(Instructions for the task) For the data below, work out how many lines include the string "with" and report only the number.

[start of Data for this exercise]

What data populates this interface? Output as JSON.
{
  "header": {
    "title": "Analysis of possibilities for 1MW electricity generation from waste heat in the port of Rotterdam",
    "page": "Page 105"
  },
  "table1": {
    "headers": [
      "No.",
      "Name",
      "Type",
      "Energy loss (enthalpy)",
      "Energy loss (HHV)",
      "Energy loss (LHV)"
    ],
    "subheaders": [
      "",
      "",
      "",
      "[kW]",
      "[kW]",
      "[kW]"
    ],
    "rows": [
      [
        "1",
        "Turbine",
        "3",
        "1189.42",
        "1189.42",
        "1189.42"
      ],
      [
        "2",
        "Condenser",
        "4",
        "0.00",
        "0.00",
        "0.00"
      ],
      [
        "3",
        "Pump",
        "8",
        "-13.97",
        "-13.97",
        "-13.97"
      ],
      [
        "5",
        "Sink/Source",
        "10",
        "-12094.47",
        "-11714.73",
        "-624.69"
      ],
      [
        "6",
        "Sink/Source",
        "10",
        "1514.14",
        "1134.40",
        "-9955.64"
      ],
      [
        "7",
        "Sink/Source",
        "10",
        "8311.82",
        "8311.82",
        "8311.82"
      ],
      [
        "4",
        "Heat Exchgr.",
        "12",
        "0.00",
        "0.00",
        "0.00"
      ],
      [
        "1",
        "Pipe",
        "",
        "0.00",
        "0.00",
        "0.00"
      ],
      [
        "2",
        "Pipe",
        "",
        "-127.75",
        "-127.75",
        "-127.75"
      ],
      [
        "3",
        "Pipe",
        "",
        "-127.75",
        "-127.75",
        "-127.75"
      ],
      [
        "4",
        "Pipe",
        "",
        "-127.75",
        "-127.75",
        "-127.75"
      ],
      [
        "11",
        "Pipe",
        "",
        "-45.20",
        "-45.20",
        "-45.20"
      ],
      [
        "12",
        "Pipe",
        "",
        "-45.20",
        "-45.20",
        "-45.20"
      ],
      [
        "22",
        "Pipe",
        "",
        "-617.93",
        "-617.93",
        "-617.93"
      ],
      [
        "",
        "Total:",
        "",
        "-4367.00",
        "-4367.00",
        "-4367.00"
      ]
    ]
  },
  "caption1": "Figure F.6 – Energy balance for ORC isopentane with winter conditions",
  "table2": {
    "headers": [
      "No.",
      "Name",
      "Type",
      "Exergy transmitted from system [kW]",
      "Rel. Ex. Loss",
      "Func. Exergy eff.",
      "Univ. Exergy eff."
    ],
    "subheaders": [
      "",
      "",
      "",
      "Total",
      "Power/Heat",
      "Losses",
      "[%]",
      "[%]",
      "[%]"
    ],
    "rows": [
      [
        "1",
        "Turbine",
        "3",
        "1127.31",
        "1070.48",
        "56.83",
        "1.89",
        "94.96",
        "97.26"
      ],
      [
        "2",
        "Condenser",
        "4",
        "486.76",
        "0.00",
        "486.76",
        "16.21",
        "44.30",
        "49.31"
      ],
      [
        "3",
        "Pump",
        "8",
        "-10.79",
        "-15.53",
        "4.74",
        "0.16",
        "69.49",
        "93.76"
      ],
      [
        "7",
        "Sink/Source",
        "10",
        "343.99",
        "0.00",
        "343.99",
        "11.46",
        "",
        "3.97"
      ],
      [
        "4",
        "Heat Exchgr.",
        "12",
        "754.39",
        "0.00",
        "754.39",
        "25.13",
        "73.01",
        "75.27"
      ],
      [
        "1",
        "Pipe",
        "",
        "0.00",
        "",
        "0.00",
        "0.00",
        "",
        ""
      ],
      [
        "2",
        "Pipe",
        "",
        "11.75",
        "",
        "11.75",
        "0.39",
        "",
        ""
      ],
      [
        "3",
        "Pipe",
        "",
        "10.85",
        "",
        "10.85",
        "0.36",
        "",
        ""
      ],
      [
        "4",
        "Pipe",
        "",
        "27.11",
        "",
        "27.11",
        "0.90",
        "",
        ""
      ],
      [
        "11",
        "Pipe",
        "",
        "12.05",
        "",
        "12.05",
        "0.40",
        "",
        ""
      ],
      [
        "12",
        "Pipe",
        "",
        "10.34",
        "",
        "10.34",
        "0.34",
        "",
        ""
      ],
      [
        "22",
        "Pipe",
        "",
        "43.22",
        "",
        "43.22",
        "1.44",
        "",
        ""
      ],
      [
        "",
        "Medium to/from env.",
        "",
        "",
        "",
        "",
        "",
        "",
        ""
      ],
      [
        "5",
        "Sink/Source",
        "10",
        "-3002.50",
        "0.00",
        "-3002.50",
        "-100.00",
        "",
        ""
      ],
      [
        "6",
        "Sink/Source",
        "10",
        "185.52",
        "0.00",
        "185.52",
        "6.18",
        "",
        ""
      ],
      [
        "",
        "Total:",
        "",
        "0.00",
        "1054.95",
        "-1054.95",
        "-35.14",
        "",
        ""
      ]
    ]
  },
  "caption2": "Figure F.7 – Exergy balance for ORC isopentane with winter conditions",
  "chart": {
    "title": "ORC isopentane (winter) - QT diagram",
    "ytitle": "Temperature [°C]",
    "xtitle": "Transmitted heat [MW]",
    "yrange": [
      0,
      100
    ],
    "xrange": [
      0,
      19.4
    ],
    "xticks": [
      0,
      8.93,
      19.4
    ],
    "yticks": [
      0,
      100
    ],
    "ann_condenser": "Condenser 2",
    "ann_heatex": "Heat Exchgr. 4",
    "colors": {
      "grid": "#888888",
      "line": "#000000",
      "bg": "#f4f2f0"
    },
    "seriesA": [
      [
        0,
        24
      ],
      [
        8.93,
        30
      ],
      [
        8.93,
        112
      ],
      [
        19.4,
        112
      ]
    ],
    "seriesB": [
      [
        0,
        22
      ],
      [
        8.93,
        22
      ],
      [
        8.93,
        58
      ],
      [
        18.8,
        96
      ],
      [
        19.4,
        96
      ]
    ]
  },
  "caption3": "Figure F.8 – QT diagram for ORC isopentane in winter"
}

[end of Data for this exercise]

(The response) 2